═══ Materials provided ═══

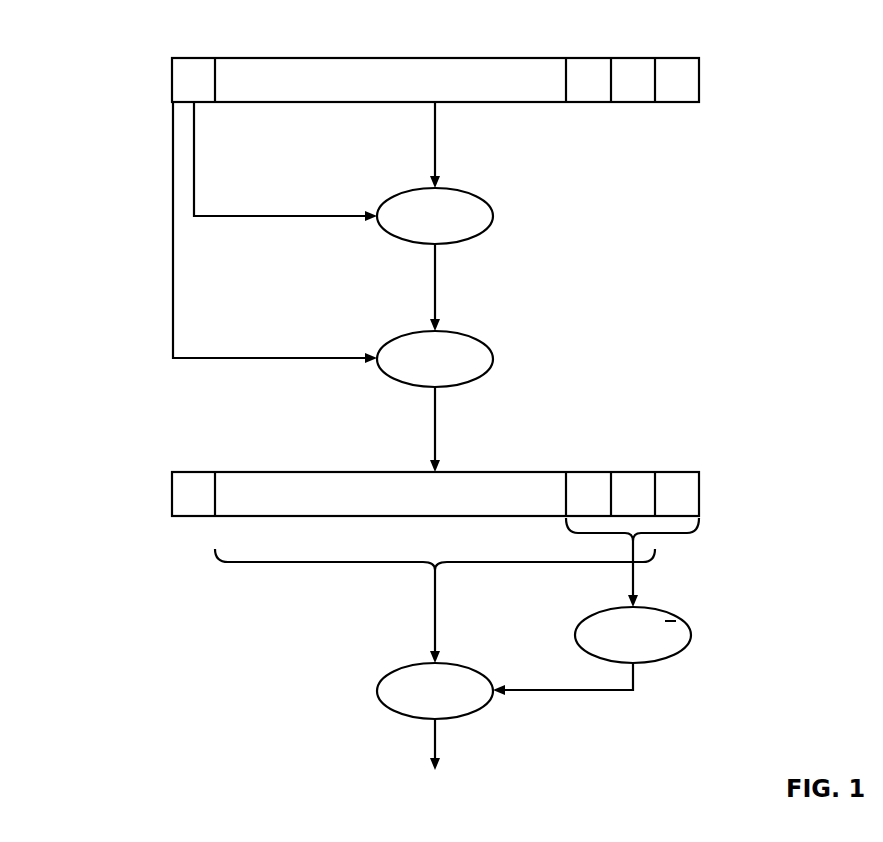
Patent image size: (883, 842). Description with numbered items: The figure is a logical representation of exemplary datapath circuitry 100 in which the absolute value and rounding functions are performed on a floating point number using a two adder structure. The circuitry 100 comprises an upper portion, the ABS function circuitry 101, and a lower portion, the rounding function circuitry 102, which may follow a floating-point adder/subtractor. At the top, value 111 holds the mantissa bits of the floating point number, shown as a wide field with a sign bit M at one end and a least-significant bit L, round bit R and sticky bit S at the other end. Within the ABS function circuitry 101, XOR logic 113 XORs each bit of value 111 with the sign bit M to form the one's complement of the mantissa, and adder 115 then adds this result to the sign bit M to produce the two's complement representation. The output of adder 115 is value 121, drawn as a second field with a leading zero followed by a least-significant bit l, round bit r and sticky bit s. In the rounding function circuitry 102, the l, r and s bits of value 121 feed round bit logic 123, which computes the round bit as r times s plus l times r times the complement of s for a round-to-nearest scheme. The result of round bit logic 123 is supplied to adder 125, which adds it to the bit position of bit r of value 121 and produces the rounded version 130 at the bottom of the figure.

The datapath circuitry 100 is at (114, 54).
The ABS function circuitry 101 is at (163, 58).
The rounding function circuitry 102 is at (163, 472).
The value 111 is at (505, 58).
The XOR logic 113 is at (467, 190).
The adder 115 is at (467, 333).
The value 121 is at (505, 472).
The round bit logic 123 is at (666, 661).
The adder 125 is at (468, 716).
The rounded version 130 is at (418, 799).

═══

• Task prompt: Copy the lines above word for word, leaving out the pictures.

• Final result:
Patent image size: (883, 842). Description with numbered items: The figure is a logical representation of exemplary datapath circuitry 100 in which the absolute value and rounding functions are performed on a floating point number using a two adder structure. The circuitry 100 comprises an upper portion, the ABS function circuitry 101, and a lower portion, the rounding function circuitry 102, which may follow a floating-point adder/subtractor. At the top, value 111 holds the mantissa bits of the floating point number, shown as a wide field with a sign bit M at one end and a least-significant bit L, round bit R and sticky bit S at the other end. Within the ABS function circuitry 101, XOR logic 113 XORs each bit of value 111 with the sign bit M to form the one's complement of the mantissa, and adder 115 then adds this result to the sign bit M to produce the two's complement representation. The output of adder 115 is value 121, drawn as a second field with a leading zero followed by a least-significant bit l, round bit r and sticky bit s. In the rounding function circuitry 102, the l, r and s bits of value 121 feed round bit logic 123, which computes the round bit as r times s plus l times r times the complement of s for a round-to-nearest scheme. The result of round bit logic 123 is supplied to adder 125, which adds it to the bit position of bit r of value 121 and produces the rounded version 130 at the bottom of the figure.

The datapath circuitry 100 is at (114, 54).
The ABS function circuitry 101 is at (163, 58).
The rounding function circuitry 102 is at (163, 472).
The value 111 is at (505, 58).
The XOR logic 113 is at (467, 190).
The adder 115 is at (467, 333).
The value 121 is at (505, 472).
The round bit logic 123 is at (666, 661).
The adder 125 is at (468, 716).
The rounded version 130 is at (418, 799).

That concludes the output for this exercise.